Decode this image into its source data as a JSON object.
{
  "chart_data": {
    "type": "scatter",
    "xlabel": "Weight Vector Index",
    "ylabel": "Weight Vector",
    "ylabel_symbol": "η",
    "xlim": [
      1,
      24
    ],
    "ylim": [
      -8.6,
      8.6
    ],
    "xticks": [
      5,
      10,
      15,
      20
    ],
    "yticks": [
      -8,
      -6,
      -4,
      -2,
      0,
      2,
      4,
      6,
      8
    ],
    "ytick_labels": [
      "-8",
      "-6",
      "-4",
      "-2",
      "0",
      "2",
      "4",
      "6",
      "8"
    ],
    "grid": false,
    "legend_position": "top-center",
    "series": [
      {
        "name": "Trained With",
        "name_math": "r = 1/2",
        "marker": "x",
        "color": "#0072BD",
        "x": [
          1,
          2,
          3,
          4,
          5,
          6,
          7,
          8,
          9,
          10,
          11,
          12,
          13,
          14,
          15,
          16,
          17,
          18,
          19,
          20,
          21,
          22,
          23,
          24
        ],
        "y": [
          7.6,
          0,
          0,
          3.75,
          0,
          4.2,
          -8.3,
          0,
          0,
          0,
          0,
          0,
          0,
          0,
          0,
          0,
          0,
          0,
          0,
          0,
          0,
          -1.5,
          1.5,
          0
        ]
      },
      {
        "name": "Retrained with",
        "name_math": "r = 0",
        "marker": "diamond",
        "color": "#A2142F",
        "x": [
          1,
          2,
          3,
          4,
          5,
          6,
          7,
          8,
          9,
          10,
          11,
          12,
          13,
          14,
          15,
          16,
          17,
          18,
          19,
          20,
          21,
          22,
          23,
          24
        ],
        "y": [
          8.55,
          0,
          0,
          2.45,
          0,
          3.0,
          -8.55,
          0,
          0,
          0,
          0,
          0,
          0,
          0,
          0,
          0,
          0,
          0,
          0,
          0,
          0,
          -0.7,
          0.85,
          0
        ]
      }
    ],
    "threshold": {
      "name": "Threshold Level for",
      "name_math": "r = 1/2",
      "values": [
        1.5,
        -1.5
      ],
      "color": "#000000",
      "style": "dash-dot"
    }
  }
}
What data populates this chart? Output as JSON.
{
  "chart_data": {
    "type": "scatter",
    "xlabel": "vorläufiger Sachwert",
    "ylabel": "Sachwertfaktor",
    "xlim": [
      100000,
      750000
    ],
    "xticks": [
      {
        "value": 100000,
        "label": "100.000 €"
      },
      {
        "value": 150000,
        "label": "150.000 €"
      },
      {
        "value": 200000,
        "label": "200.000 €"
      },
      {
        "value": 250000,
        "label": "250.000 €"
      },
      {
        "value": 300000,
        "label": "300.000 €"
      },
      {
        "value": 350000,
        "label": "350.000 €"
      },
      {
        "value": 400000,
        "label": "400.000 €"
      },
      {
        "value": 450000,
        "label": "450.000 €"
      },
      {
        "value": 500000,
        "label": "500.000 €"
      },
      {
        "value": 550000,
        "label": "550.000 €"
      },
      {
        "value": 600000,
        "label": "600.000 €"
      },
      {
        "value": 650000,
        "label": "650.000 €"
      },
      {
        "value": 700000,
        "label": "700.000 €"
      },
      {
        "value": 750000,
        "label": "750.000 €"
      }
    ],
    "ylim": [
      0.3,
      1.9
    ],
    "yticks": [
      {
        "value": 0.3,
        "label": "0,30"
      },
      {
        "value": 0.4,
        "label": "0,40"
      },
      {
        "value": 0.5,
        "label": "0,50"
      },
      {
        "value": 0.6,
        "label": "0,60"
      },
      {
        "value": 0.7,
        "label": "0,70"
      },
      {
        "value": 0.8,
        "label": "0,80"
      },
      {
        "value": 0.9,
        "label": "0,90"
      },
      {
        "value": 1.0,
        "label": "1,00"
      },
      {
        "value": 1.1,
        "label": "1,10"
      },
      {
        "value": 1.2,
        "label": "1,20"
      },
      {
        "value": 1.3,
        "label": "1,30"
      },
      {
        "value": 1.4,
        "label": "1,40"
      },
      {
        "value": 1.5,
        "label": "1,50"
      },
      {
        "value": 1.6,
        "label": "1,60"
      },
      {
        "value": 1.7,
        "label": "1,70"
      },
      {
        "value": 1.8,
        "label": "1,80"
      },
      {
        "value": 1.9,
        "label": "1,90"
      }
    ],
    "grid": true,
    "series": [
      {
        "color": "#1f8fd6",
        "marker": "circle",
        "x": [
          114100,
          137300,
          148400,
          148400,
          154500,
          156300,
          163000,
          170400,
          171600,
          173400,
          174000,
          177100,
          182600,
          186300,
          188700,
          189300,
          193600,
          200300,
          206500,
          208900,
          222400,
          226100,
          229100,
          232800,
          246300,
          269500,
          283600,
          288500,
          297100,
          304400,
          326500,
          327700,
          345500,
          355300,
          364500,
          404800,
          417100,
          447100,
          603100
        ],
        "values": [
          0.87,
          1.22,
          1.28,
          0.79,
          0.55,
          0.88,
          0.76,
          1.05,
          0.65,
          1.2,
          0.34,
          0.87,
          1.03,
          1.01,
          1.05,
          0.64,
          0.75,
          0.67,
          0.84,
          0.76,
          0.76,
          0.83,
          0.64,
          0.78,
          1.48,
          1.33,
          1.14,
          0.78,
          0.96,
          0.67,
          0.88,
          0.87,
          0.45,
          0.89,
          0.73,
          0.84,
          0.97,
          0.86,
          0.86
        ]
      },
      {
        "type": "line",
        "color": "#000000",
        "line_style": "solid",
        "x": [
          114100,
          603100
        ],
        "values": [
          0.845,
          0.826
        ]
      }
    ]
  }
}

• Written instruction: Scan the data for the word "Weight" and copy every line where it shows up.

• Problem solution:
    "xlabel": "Weight Vector Index",
    "ylabel": "Weight Vector",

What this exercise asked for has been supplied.